__GOAL OF THE EXERCISE__
State the number of lines, and only that number, in which the word "with" appears.

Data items
◇ ◇ ◇ ◇
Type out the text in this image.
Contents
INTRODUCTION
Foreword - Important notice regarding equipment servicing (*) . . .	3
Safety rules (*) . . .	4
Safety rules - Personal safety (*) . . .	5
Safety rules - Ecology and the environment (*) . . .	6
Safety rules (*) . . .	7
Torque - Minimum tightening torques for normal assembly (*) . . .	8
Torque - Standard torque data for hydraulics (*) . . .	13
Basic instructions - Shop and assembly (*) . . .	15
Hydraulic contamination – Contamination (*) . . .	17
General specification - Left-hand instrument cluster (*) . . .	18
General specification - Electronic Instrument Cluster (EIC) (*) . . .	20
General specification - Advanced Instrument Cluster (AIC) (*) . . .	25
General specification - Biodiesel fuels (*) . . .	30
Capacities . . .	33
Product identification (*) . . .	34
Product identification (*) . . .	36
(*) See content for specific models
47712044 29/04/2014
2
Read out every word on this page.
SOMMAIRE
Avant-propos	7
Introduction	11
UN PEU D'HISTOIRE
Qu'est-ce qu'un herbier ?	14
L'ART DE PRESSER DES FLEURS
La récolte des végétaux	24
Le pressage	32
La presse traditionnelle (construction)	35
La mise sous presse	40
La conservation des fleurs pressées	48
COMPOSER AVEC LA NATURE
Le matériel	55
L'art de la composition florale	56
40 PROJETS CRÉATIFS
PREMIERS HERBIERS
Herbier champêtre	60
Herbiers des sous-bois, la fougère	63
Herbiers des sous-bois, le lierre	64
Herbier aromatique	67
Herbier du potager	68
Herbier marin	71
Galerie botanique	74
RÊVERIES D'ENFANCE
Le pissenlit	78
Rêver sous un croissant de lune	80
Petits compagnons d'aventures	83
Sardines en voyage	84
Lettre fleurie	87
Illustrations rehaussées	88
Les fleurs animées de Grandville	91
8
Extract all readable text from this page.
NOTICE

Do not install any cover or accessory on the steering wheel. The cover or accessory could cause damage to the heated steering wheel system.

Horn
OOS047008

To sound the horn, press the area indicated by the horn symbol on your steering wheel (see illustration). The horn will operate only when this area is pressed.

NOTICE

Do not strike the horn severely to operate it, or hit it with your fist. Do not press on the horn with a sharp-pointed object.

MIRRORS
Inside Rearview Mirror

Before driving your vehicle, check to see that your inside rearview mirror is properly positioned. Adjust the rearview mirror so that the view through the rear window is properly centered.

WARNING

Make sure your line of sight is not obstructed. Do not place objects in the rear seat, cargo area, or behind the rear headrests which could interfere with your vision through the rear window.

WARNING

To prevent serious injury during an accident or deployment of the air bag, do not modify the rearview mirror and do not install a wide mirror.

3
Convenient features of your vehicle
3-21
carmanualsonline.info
◇ ◇ ◇ ◇
__WRITTEN RESPONSE__
2